_Do this_
Gather all lines in the entries that include the word "ثالثیه".
** Start Material provided **
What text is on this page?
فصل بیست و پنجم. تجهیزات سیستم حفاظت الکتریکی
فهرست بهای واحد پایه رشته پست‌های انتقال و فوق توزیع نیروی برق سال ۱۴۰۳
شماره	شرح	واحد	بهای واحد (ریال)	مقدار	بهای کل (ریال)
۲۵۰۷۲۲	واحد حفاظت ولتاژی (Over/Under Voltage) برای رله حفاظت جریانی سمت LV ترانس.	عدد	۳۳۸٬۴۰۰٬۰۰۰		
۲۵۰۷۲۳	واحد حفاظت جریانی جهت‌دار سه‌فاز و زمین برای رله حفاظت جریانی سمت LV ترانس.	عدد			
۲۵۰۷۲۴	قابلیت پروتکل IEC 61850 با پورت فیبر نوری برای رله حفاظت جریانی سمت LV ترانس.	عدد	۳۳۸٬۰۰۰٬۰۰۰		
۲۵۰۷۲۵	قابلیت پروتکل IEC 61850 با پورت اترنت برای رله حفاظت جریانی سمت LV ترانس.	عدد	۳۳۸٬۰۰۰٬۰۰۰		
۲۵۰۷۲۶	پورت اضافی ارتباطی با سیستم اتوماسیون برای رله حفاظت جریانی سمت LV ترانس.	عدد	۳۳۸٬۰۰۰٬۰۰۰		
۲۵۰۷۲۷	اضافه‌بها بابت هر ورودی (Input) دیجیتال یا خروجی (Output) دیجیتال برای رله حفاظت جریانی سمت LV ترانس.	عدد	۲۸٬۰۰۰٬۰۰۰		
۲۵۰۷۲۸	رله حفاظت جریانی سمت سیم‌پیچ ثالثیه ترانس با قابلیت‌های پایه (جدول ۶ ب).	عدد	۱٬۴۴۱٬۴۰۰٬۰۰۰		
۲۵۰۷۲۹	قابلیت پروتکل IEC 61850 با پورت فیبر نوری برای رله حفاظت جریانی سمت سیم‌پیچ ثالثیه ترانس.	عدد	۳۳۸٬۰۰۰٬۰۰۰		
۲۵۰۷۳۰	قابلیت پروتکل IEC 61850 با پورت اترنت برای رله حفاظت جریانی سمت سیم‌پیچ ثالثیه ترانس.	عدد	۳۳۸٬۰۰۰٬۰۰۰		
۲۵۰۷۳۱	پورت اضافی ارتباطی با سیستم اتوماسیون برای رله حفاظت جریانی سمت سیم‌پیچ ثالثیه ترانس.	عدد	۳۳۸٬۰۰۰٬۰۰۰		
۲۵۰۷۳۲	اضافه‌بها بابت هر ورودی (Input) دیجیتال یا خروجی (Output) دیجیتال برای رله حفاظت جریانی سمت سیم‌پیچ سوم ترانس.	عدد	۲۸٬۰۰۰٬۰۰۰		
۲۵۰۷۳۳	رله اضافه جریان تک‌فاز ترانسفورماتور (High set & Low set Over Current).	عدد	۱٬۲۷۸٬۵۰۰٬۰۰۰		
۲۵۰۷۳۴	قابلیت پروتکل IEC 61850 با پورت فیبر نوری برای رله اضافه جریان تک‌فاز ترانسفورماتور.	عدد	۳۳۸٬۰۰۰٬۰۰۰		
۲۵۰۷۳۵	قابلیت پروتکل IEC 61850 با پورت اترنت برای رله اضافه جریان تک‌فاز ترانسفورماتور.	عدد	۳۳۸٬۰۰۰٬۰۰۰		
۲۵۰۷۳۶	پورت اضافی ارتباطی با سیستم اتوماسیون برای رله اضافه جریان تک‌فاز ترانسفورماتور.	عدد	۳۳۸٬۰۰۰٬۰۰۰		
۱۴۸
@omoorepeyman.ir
** End Material provided **
_Exercise response_
۲۵۰۷۲۸	رله حفاظت جریانی سمت سیم‌پیچ ثالثیه ترانس با قابلیت‌های پایه (جدول ۶ ب).	عدد	۱٬۴۴۱٬۴۰۰٬۰۰۰		
۲۵۰۷۲۹	قابلیت پروتکل IEC 61850 با پورت فیبر نوری برای رله حفاظت جریانی سمت سیم‌پیچ ثالثیه ترانس.	عدد	۳۳۸٬۰۰۰٬۰۰۰		
۲۵۰۷۳۰	قابلیت پروتکل IEC 61850 با پورت اترنت برای رله حفاظت جریانی سمت سیم‌پیچ ثالثیه ترانس.	عدد	۳۳۸٬۰۰۰٬۰۰۰		
۲۵۰۷۳۱	پورت اضافی ارتباطی با سیستم اتوماسیون برای رله حفاظت جریانی سمت سیم‌پیچ ثالثیه ترانس.	عدد	۳۳۸٬۰۰۰٬۰۰۰		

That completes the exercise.